start

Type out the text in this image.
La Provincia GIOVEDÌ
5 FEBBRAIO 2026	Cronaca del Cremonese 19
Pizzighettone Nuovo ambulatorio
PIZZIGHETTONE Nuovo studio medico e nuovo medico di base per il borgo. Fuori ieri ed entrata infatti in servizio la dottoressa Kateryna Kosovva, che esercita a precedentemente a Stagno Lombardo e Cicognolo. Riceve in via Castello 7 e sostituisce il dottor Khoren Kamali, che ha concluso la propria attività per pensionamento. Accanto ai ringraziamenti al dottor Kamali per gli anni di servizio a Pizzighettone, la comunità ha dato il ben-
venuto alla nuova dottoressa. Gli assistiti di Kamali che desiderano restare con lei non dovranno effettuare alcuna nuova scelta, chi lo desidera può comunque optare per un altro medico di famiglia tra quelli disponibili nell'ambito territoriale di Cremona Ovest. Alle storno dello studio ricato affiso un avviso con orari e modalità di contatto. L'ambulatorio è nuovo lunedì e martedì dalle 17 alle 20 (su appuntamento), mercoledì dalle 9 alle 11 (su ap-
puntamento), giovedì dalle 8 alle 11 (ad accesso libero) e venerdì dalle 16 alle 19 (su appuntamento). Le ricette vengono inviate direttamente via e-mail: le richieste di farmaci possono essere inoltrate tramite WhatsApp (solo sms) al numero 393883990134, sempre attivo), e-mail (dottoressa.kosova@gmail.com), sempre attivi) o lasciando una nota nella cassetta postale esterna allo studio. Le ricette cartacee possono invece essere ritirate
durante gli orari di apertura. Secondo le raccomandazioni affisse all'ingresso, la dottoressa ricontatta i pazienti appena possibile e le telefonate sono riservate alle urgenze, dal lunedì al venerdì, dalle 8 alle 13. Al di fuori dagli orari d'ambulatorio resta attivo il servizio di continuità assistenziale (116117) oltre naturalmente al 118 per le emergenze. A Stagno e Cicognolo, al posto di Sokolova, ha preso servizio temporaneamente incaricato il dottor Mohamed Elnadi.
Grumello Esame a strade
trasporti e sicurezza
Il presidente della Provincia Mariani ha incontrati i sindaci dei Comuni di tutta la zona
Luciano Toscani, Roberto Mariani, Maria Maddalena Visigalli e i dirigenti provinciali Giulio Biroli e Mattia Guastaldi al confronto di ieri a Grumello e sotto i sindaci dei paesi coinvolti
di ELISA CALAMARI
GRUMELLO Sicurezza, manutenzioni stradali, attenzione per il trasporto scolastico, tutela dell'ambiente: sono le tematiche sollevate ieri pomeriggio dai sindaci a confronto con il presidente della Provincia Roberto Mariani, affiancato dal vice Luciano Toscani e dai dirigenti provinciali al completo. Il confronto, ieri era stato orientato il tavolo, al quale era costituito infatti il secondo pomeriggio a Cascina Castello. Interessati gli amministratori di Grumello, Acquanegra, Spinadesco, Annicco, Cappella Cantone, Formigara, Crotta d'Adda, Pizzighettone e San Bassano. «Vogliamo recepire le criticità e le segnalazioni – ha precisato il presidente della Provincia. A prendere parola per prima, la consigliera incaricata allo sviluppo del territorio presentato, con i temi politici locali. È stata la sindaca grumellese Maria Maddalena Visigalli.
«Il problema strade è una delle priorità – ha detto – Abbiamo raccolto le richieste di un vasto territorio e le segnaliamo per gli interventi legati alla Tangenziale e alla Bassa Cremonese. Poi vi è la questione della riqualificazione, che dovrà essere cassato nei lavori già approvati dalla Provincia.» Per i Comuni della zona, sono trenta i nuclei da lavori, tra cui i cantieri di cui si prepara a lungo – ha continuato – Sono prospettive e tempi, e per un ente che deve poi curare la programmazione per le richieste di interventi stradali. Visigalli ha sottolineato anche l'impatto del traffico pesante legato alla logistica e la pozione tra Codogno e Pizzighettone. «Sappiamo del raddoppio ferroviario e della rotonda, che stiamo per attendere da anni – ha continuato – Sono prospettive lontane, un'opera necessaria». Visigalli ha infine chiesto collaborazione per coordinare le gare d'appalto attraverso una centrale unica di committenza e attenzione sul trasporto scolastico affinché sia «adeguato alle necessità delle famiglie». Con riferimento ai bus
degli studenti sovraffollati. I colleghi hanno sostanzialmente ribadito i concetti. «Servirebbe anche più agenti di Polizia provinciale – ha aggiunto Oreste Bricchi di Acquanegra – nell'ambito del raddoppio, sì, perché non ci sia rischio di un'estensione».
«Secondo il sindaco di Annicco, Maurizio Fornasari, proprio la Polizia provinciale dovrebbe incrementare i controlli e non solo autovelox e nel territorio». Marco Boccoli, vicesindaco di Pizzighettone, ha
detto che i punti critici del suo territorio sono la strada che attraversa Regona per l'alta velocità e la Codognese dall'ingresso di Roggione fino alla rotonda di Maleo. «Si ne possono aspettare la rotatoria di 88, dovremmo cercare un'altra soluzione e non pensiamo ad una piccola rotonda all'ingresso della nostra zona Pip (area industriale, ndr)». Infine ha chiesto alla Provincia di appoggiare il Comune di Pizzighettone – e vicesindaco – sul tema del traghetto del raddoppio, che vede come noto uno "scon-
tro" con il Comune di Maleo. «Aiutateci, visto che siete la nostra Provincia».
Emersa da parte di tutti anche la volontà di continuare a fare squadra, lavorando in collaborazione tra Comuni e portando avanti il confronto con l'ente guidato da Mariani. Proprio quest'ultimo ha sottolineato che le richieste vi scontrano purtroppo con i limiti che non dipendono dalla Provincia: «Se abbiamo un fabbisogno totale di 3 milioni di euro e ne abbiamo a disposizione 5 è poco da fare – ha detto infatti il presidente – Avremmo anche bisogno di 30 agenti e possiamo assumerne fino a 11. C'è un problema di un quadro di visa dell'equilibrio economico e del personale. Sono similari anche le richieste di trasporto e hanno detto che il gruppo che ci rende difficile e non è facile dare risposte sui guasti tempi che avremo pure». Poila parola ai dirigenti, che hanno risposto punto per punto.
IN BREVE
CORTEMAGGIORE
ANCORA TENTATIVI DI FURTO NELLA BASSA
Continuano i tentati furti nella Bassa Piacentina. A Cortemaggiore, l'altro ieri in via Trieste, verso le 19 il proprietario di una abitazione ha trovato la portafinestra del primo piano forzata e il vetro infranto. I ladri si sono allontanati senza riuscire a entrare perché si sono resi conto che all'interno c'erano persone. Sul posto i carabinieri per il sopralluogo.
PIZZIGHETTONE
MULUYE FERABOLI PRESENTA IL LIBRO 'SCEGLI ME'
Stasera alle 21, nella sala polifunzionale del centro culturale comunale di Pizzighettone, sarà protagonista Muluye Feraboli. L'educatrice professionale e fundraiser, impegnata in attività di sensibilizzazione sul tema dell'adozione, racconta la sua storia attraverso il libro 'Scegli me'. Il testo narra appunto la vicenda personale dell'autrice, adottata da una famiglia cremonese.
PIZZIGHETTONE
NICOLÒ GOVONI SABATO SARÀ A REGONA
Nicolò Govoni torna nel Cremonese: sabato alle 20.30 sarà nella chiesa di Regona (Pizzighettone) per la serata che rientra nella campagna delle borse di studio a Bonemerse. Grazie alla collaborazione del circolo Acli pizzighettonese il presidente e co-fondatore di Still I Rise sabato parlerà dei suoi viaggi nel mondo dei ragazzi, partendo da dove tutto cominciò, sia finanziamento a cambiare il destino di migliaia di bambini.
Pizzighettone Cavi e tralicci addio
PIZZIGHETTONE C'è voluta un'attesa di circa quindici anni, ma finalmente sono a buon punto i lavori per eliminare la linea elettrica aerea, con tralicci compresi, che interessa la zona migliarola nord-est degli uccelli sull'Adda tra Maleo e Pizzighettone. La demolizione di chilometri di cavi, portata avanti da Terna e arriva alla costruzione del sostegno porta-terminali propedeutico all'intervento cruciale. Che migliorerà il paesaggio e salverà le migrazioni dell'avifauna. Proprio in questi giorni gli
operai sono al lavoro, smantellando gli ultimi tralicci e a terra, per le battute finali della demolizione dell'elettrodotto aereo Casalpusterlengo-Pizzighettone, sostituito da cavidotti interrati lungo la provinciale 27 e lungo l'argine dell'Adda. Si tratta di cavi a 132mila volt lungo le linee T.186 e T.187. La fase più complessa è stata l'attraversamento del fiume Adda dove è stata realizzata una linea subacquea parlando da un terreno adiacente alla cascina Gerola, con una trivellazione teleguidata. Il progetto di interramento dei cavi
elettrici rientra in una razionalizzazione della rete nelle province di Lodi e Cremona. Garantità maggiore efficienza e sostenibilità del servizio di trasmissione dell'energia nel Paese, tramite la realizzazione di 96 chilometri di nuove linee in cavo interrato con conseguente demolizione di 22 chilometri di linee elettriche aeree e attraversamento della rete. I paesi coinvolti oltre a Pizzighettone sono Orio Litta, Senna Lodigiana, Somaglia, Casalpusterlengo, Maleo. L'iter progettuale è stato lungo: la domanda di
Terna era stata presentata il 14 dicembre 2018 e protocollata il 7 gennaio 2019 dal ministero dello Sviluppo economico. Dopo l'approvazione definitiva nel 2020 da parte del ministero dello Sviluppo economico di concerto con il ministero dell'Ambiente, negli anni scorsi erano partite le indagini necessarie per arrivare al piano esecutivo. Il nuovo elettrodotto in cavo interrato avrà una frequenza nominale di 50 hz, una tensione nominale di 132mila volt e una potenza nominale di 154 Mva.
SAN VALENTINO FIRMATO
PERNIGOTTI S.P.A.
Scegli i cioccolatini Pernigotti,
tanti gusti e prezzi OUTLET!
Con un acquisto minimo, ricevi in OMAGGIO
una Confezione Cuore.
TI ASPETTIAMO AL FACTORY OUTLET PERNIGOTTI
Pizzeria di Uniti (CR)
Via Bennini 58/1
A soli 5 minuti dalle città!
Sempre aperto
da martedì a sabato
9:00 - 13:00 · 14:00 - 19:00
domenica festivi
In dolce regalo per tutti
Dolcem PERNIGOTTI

end

** TASK TO CARRY OUT **
Copy each line that holds the word "OUTLET".

** CORRECT RESPONSE **
tanti gusti e prezzi OUTLET!
TI ASPETTIAMO AL FACTORY OUTLET PERNIGOTTI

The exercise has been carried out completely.